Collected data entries
==========
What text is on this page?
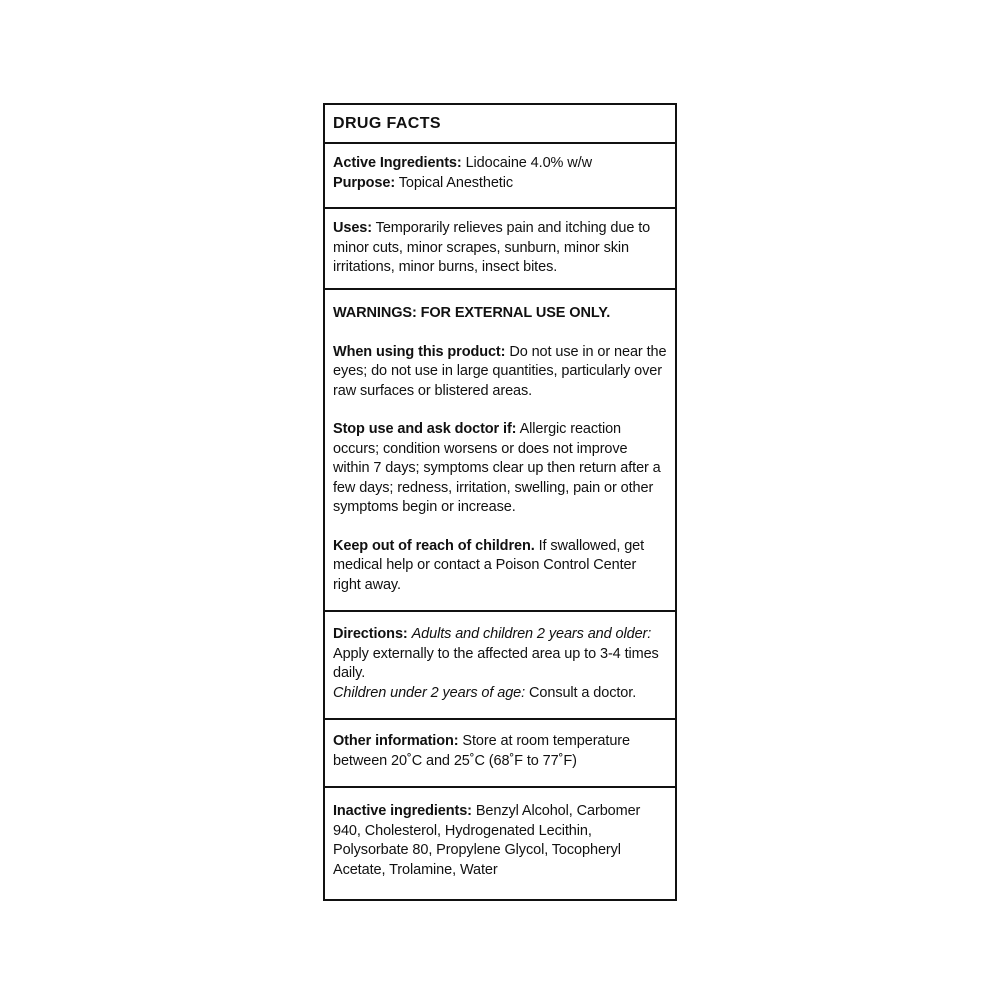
DRUG FACTS

Active Ingredients: Lidocaine 4.0% w/w

Purpose: Topical Anesthetic

Uses: Temporarily relieves pain and itching due to minor cuts, minor scrapes, sunburn, minor skin irritations, minor burns, insect bites.

WARNINGS: FOR EXTERNAL USE ONLY.

When using this product: Do not use in or near the eyes; do not use in large quantities, particularly over raw surfaces or blistered areas.

Stop use and ask doctor if: Allergic reaction occurs; condition worsens or does not improve within 7 days; symptoms clear up then return after a few days; redness, irritation, swelling, pain or other symptoms begin or increase.

Keep out of reach of children. If swallowed, get medical help or contact a Poison Control Center right away.

Directions: Adults and children 2 years and older: Apply externally to the affected area up to 3-4 times daily.

Children under 2 years of age: Consult a doctor.

Other information: Store at room temperature between 20˚C and 25˚C (68˚F to 77˚F)

Inactive ingredients: Benzyl Alcohol, Carbomer 940, Cholesterol, Hydrogenated Lecithin, Polysorbate 80, Propylene Glycol, Tocopheryl Acetate, Trolamine, Water
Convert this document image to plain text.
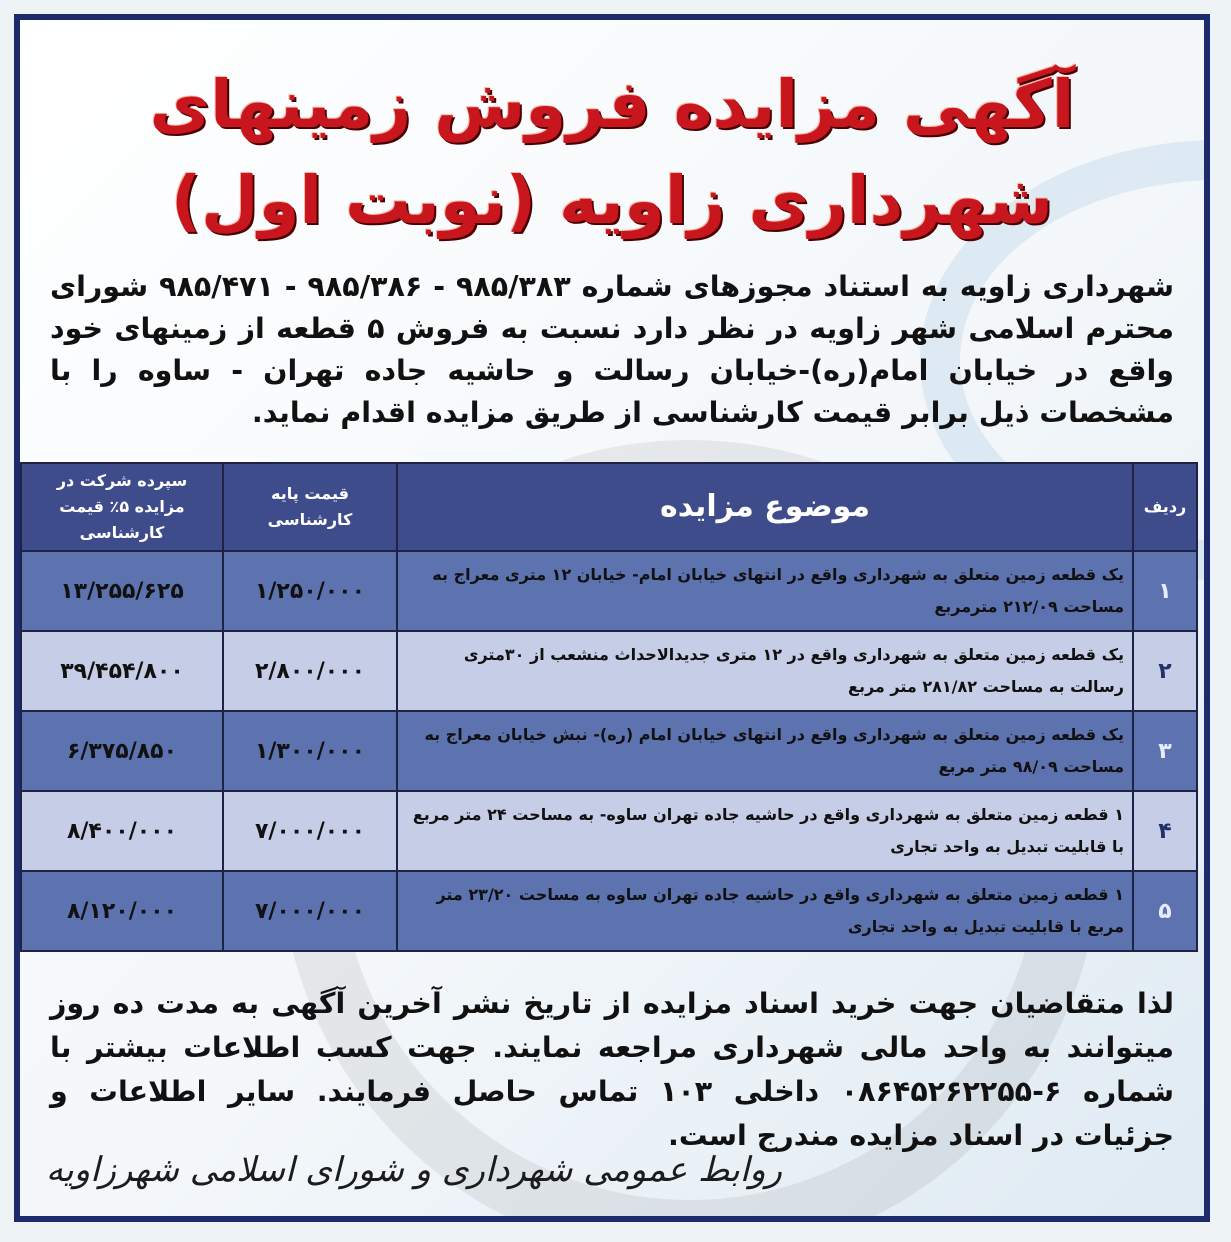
آگهی مزایده فروش زمینهای
شهرداری زاویه (نوبت اول)
شهرداری زاویه به استناد مجوزهای شماره ۹۸۵/۳۸۳ - ۹۸۵/۳۸۶ - ۹۸۵/۴۷۱ شورای محترم اسلامی شهر زاویه در نظر دارد نسبت به فروش ۵ قطعه از زمینهای خود واقع در خیابان امام(ره)-خیابان رسالت و حاشیه جاده تهران - ساوه را با مشخصات ذیل برابر قیمت کارشناسی از طریق مزایده اقدام نماید.
ردیف	موضوع مزایده	قیمت پایه کارشناسی	سپرده شرکت در مزایده ۵٪ قیمت کارشناسی
۱	یک قطعه زمین متعلق به شهرداری واقع در انتهای خیابان امام- خیابان ۱۲ متری معراج به مساحت ۲۱۲/۰۹ مترمربع	۱/۲۵۰/۰۰۰	۱۳/۲۵۵/۶۲۵
۲	یک قطعه زمین متعلق به شهرداری واقع در ۱۲ متری جدیدالاحداث منشعب از ۳۰متری رسالت به مساحت ۲۸۱/۸۲ متر مربع	۲/۸۰۰/۰۰۰	۳۹/۴۵۴/۸۰۰
۳	یک قطعه زمین متعلق به شهرداری واقع در انتهای خیابان امام (ره)- نبش خیابان معراج به مساحت ۹۸/۰۹ متر مربع	۱/۳۰۰/۰۰۰	۶/۳۷۵/۸۵۰
۴	۱ قطعه زمین متعلق به شهرداری واقع در حاشیه جاده تهران ساوه- به مساحت ۲۴ متر مربع با قابلیت تبدیل به واحد تجاری	۷/۰۰۰/۰۰۰	۸/۴۰۰/۰۰۰
۵	۱ قطعه زمین متعلق به شهرداری واقع در حاشیه جاده تهران ساوه به مساحت ۲۳/۲۰ متر مربع با قابلیت تبدیل به واحد تجاری	۷/۰۰۰/۰۰۰	۸/۱۲۰/۰۰۰
لذا متقاضیان جهت خرید اسناد مزایده از تاریخ نشر آخرین آگهی به مدت ده روز میتوانند به واحد مالی شهرداری مراجعه نمایند. جهت کسب اطلاعات بیشتر با شماره ۶-۰۸۶۴۵۲۶۲۲۵۵ داخلی ۱۰۳ تماس حاصل فرمایند. سایر اطلاعات و جزئیات در اسناد مزایده مندرج است.
روابط عمومی شهرداری و شورای اسلامی شهرزاویه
==========
Return the entries unchanged, save for the pictures, which do not belong in the copy.

What text is on this page?
DRUG FACTS

Active Ingredients: Lidocaine 4.0% w/w

Purpose: Topical Anesthetic

Uses: Temporarily relieves pain and itching due to minor cuts, minor scrapes, sunburn, minor skin irritations, minor burns, insect bites.

WARNINGS: FOR EXTERNAL USE ONLY.

When using this product: Do not use in or near the eyes; do not use in large quantities, particularly over raw surfaces or blistered areas.

Stop use and ask doctor if: Allergic reaction occurs; condition worsens or does not improve within 7 days; symptoms clear up then return after a few days; redness, irritation, swelling, pain or other symptoms begin or increase.

Keep out of reach of children. If swallowed, get medical help or contact a Poison Control Center right away.

Directions: Adults and children 2 years and older: Apply externally to the affected area up to 3-4 times daily.

Children under 2 years of age: Consult a doctor.

Other information: Store at room temperature between 20˚C and 25˚C (68˚F to 77˚F)

Inactive ingredients: Benzyl Alcohol, Carbomer 940, Cholesterol, Hydrogenated Lecithin, Polysorbate 80, Propylene Glycol, Tocopheryl Acetate, Trolamine, Water
Convert this document image to plain text.
آگهی مزایده فروش زمینهای
شهرداری زاویه (نوبت اول)
شهرداری زاویه به استناد مجوزهای شماره ۹۸۵/۳۸۳ - ۹۸۵/۳۸۶ - ۹۸۵/۴۷۱ شورای محترم اسلامی شهر زاویه در نظر دارد نسبت به فروش ۵ قطعه از زمینهای خود واقع در خیابان امام(ره)-خیابان رسالت و حاشیه جاده تهران - ساوه را با مشخصات ذیل برابر قیمت کارشناسی از طریق مزایده اقدام نماید.
ردیف	موضوع مزایده	قیمت پایه کارشناسی	سپرده شرکت در مزایده ۵٪ قیمت کارشناسی
۱	یک قطعه زمین متعلق به شهرداری واقع در انتهای خیابان امام- خیابان ۱۲ متری معراج به مساحت ۲۱۲/۰۹ مترمربع	۱/۲۵۰/۰۰۰	۱۳/۲۵۵/۶۲۵
۲	یک قطعه زمین متعلق به شهرداری واقع در ۱۲ متری جدیدالاحداث منشعب از ۳۰متری رسالت به مساحت ۲۸۱/۸۲ متر مربع	۲/۸۰۰/۰۰۰	۳۹/۴۵۴/۸۰۰
۳	یک قطعه زمین متعلق به شهرداری واقع در انتهای خیابان امام (ره)- نبش خیابان معراج به مساحت ۹۸/۰۹ متر مربع	۱/۳۰۰/۰۰۰	۶/۳۷۵/۸۵۰
۴	۱ قطعه زمین متعلق به شهرداری واقع در حاشیه جاده تهران ساوه- به مساحت ۲۴ متر مربع با قابلیت تبدیل به واحد تجاری	۷/۰۰۰/۰۰۰	۸/۴۰۰/۰۰۰
۵	۱ قطعه زمین متعلق به شهرداری واقع در حاشیه جاده تهران ساوه به مساحت ۲۳/۲۰ متر مربع با قابلیت تبدیل به واحد تجاری	۷/۰۰۰/۰۰۰	۸/۱۲۰/۰۰۰
لذا متقاضیان جهت خرید اسناد مزایده از تاریخ نشر آخرین آگهی به مدت ده روز میتوانند به واحد مالی شهرداری مراجعه نمایند. جهت کسب اطلاعات بیشتر با شماره ۶-۰۸۶۴۵۲۶۲۲۵۵ داخلی ۱۰۳ تماس حاصل فرمایند. سایر اطلاعات و جزئیات در اسناد مزایده مندرج است.
روابط عمومی شهرداری و شورای اسلامی شهرزاویه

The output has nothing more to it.